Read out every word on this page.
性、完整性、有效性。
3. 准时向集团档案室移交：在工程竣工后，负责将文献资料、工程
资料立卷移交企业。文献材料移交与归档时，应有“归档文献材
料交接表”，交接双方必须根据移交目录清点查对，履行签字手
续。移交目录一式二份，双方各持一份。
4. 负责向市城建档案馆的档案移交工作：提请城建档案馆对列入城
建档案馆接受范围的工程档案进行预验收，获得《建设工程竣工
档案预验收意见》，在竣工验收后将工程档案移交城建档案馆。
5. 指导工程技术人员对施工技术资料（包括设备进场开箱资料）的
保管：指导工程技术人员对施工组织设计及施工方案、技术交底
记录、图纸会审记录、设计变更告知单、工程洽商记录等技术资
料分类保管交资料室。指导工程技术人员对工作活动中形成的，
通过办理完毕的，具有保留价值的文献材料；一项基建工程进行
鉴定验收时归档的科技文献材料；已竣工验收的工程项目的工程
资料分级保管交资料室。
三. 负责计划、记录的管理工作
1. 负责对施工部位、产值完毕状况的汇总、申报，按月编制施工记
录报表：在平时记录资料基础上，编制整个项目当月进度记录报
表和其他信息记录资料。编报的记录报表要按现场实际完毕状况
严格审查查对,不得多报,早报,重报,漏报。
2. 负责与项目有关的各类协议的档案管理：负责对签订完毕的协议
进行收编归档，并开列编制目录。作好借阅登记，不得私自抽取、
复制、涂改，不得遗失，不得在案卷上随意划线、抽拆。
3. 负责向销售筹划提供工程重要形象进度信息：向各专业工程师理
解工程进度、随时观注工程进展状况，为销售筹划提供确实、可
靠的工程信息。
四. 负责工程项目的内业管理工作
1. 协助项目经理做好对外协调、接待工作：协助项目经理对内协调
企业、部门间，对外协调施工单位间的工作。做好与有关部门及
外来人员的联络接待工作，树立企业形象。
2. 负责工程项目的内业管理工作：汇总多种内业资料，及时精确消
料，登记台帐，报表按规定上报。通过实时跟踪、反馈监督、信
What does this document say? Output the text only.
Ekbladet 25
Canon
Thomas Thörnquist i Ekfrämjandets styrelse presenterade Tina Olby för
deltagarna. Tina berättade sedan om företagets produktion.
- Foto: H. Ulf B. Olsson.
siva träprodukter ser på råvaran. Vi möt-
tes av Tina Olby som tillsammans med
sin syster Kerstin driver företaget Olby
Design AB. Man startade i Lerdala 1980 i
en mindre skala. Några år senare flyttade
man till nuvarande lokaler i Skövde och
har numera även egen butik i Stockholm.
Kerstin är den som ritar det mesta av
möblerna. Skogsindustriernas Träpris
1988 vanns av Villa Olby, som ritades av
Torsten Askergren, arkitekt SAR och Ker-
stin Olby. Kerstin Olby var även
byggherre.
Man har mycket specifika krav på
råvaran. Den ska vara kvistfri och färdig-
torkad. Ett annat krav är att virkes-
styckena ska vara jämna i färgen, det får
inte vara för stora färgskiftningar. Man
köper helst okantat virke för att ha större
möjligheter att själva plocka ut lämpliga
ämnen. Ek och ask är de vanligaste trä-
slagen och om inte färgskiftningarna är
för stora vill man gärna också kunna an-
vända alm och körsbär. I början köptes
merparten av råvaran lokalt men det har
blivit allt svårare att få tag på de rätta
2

_WHAT IS BEING ASKED_
In the records above, find the lines containing "råvaran" and copy them.

_EXERCISE SOLUTION_
siva träprodukter ser på råvaran. Vi möt-
råvaran. Den ska vara kvistfri och färdig-
merparten av råvaran lokalt men det har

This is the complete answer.